> [Written exercise]:
Every entry needs to be reproduced exactly.

> [Entries provided]:

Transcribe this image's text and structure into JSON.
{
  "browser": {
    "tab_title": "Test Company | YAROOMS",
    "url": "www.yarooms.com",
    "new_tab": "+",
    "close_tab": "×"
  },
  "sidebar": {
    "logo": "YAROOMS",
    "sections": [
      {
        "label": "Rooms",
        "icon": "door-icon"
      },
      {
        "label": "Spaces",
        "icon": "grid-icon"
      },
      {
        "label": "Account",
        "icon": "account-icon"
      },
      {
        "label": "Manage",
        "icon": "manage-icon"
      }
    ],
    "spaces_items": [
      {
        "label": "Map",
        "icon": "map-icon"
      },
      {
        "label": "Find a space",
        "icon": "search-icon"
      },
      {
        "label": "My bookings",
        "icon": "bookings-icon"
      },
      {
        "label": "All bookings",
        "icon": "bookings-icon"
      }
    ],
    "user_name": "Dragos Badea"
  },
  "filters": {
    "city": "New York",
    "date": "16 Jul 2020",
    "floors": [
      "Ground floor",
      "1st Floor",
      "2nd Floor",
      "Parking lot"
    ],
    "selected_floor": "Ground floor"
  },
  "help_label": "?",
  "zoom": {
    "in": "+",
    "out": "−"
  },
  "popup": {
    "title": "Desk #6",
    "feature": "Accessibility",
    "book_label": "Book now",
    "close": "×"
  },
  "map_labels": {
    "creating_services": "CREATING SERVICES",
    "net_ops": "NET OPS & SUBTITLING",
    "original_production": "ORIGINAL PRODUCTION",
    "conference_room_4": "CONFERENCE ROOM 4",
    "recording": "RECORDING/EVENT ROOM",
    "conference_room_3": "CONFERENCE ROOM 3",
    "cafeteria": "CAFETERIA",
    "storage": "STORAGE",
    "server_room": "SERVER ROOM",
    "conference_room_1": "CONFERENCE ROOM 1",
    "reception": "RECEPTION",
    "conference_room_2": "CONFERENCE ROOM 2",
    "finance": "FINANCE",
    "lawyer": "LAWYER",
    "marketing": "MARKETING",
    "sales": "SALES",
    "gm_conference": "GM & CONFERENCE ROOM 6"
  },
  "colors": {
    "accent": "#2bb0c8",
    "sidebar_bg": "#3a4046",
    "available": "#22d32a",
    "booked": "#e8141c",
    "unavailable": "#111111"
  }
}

> [Written solution]:
Transcribe this image's text and structure into JSON.
{
  "browser": {
    "tab_title": "Test Company | YAROOMS",
    "url": "www.yarooms.com",
    "new_tab": "+",
    "close_tab": "×"
  },
  "sidebar": {
    "logo": "YAROOMS",
    "sections": [
      {
        "label": "Rooms",
        "icon": "door-icon"
      },
      {
        "label": "Spaces",
        "icon": "grid-icon"
      },
      {
        "label": "Account",
        "icon": "account-icon"
      },
      {
        "label": "Manage",
        "icon": "manage-icon"
      }
    ],
    "spaces_items": [
      {
        "label": "Map",
        "icon": "map-icon"
      },
      {
        "label": "Find a space",
        "icon": "search-icon"
      },
      {
        "label": "My bookings",
        "icon": "bookings-icon"
      },
      {
        "label": "All bookings",
        "icon": "bookings-icon"
      }
    ],
    "user_name": "Dragos Badea"
  },
  "filters": {
    "city": "New York",
    "date": "16 Jul 2020",
    "floors": [
      "Ground floor",
      "1st Floor",
      "2nd Floor",
      "Parking lot"
    ],
    "selected_floor": "Ground floor"
  },
  "help_label": "?",
  "zoom": {
    "in": "+",
    "out": "−"
  },
  "popup": {
    "title": "Desk #6",
    "feature": "Accessibility",
    "book_label": "Book now",
    "close": "×"
  },
  "map_labels": {
    "creating_services": "CREATING SERVICES",
    "net_ops": "NET OPS & SUBTITLING",
    "original_production": "ORIGINAL PRODUCTION",
    "conference_room_4": "CONFERENCE ROOM 4",
    "recording": "RECORDING/EVENT ROOM",
    "conference_room_3": "CONFERENCE ROOM 3",
    "cafeteria": "CAFETERIA",
    "storage": "STORAGE",
    "server_room": "SERVER ROOM",
    "conference_room_1": "CONFERENCE ROOM 1",
    "reception": "RECEPTION",
    "conference_room_2": "CONFERENCE ROOM 2",
    "finance": "FINANCE",
    "lawyer": "LAWYER",
    "marketing": "MARKETING",
    "sales": "SALES",
    "gm_conference": "GM & CONFERENCE ROOM 6"
  },
  "colors": {
    "accent": "#2bb0c8",
    "sidebar_bg": "#3a4046",
    "available": "#22d32a",
    "booked": "#e8141c",
    "unavailable": "#111111"
  }
}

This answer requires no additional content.